**YOUR TASKS**
(A) Write out, word for word, the part of the article about Democrats courting religious voters starting with "When the GOP" and going on through "in their campaigning.".
(B) Pick up the article about Democrats courting religious voters after its last sentence and write what comes next.

**PAGE**
start

When the Democrats controlled the House for decade after decade, Republicans seemed to take the view that there was little point in adding the unpleasantness of real fighting to the inevitability of life in the minority.

When the GOP took over in 1995, and again this year when Democrats came back to power, it was clear that both sides had a shot. In such circumstances, when the margin between triumph and electoral disaster is so narrow, each issue is more likely to be treated as a battleground.

Competitive politics is, however, producing more than just greater volumes of angry rhetoric. It also is making the parties more thorough in their campaigning.

As Democrats looked back on their defeat in November 2004, they saw they had been trounced by Republicans among that huge proportion of the electorate clumsily referred to as “values voters” or “faith voters.” And it swiftly became plain that the party planned to do something about it.

Many of the party’s leaders suddenly could be heard emphasizing their religious faith. House Speaker Nancy Pelosi (D-Calif.), for example, played up the fact that she is a Catholic, a mother of five and a grandmother. These were long-established facts, but had not been a prominent feature of her political profile previously.

Democratic presidential candidates are also wearing their faith on their sleeves — a fact that prompted Time magazine to publish a cover story last month under the headline “How the Democrats Got Religion.”

But the Dems’ efforts to win over religious people is a lot more systematic than is suggested by a few individual candidates emphasizing what they think voters like to hear. The Democratic National Committee (DNC) has hired staff to conduct outreach to values and faith voters. The committee had no such dedicated team in 2004.

end

**DATASET EXTRACT**
start

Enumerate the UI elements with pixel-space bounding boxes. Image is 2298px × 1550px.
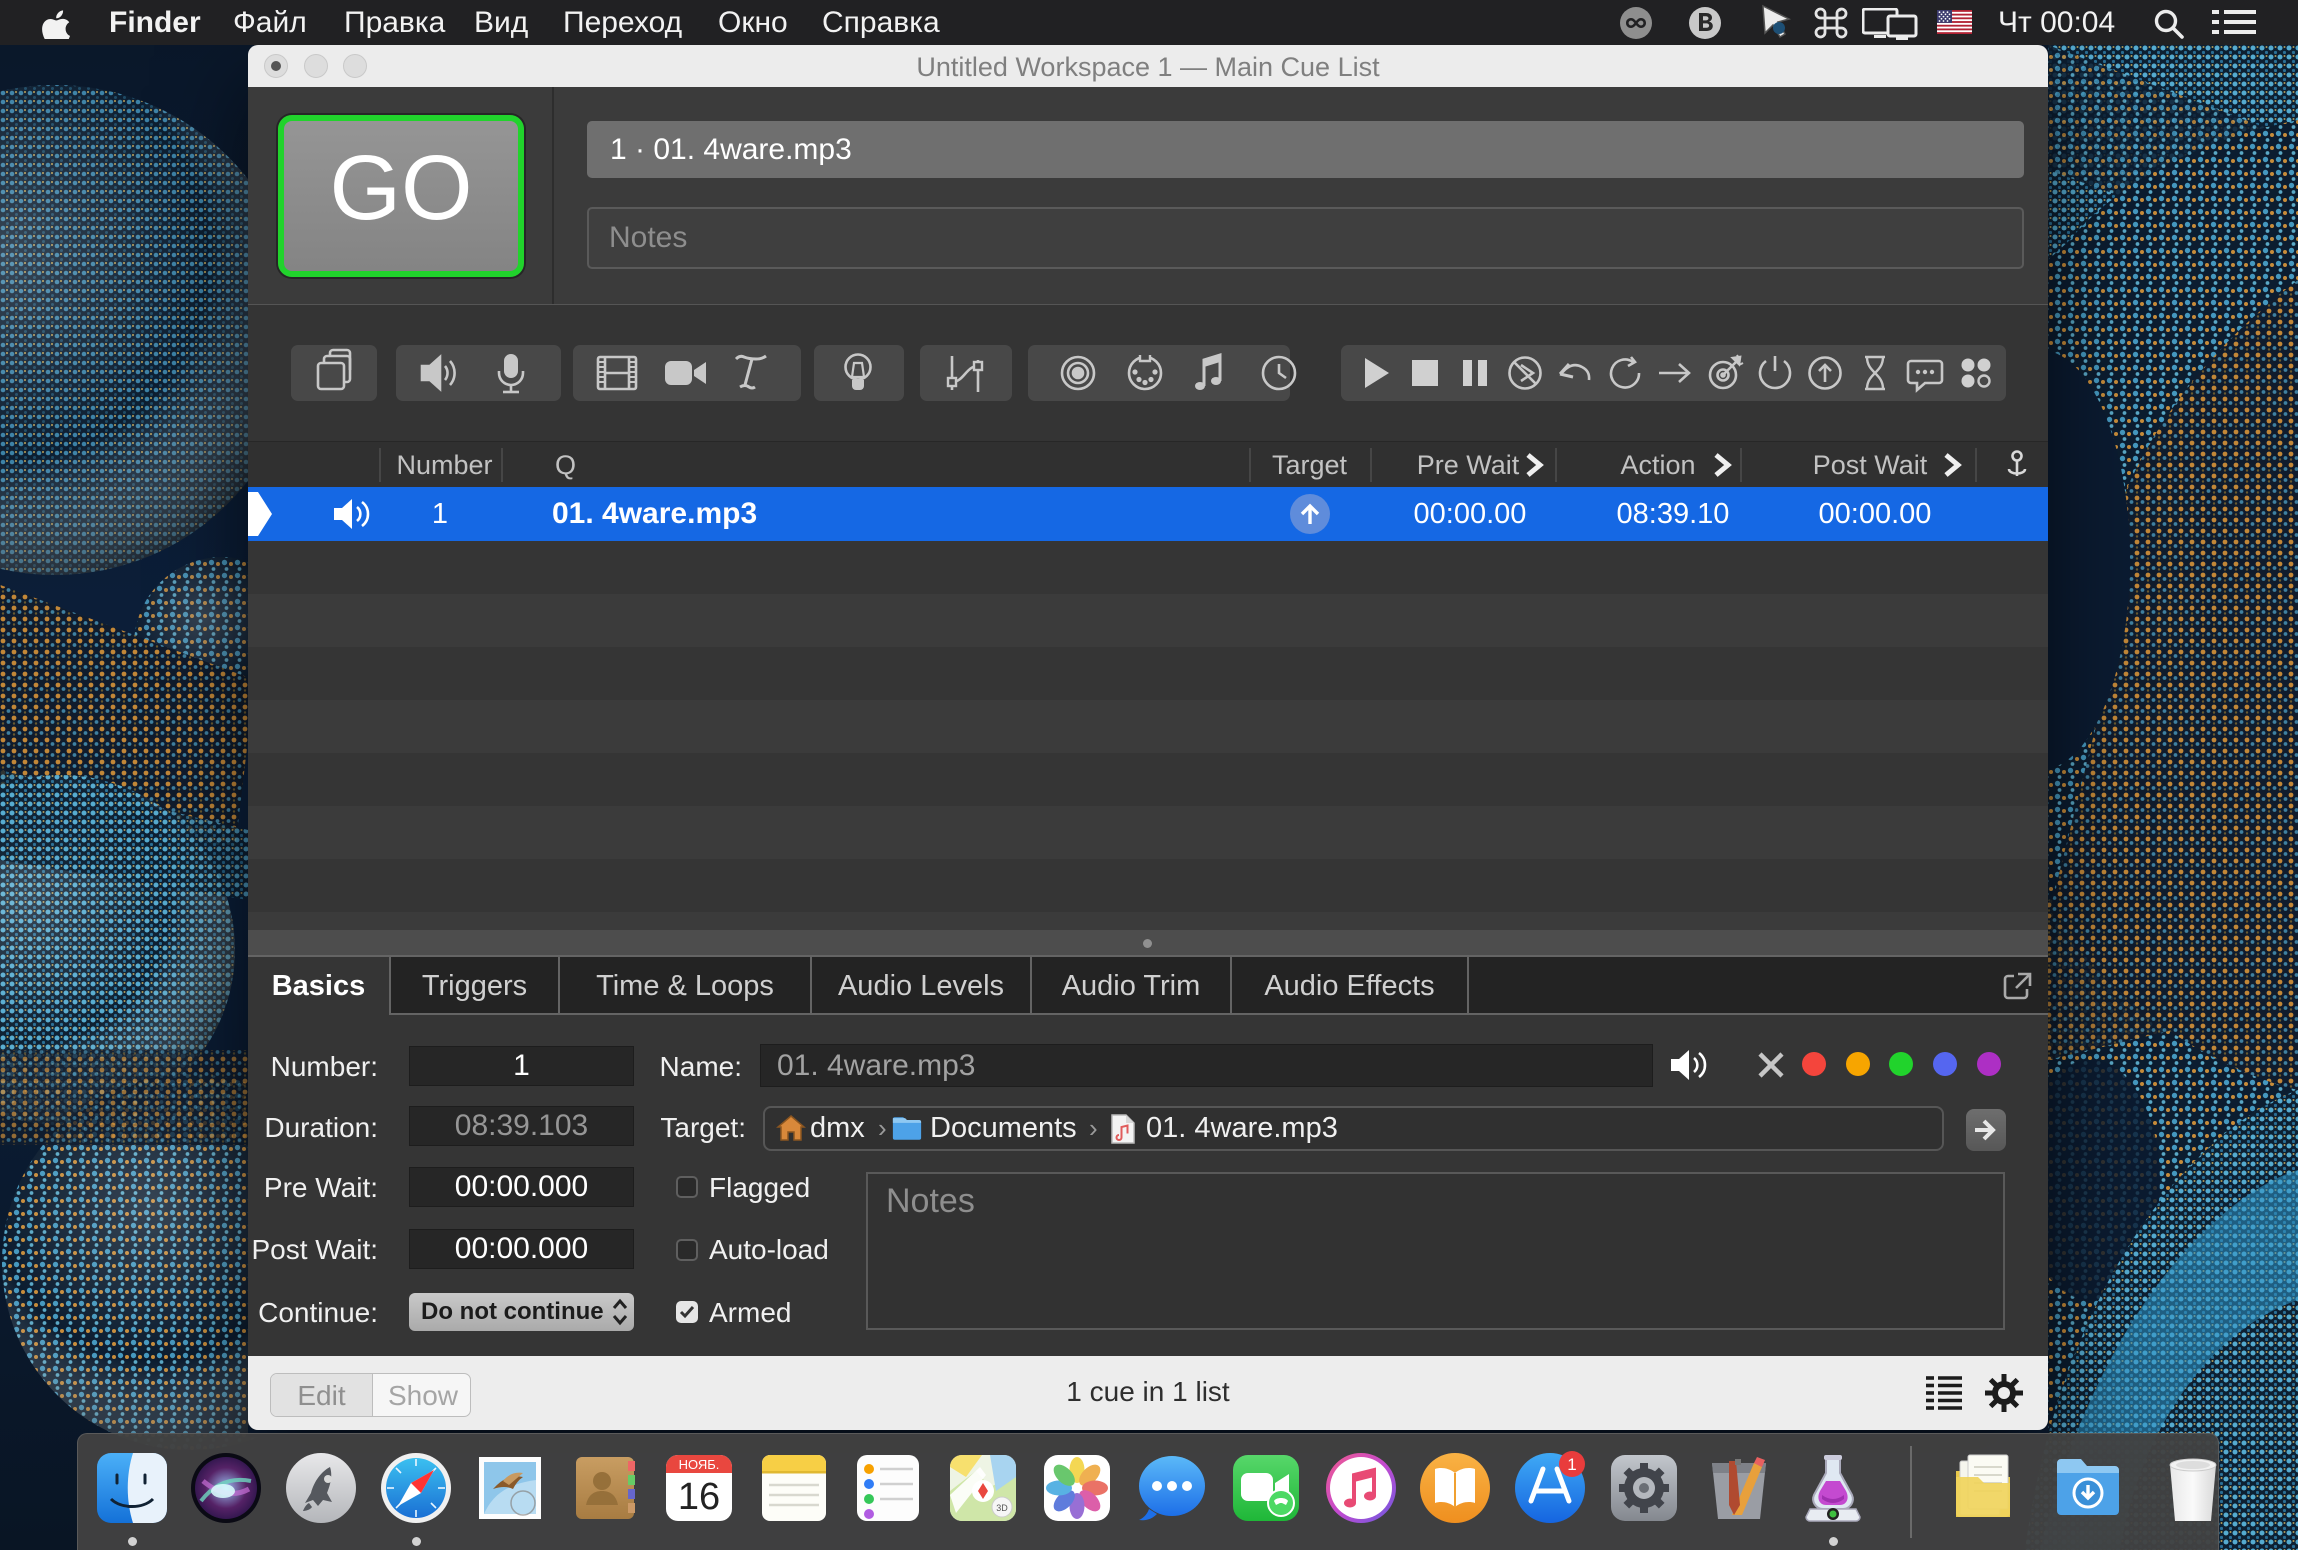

end

**THE RESULTS**
(A)
When the GOP took over in 1995, and again this year when Democrats came back to power, it was clear that both sides had a shot. In such circumstances, when the margin between triumph and electoral disaster is so narrow, each issue is more likely to be treated as a battleground.

Competitive politics is, however, producing more than just greater volumes of angry rhetoric. It also is making the parties more thorough in their campaigning.

(B)
As The Hill’s Alexander Bolton reports on the front page today, the team conducted pilot programs in six states last year and will expand into an undisclosed number of swing states for the next election.

It will get out the vote and couch policy in a way that appeals to people whose votes are swayed by issues of values and
faith. That means underlining the moral force of renewing the federal children’s health insurance program, for example, and of improving education, and questioning policy and methods in Iraq.

This is just smart politics. DNC Chairman Howard Dean was criticized last cycle for his 50-state policy, which some thought meant resources were squandered in unwinnable states. The country’s ideological and partisan split, the 48-48 nation, means not only more partisanship; it also means greater thoroughness, and that neither party can afford to dismiss or take any sector of the country or electorate for granted.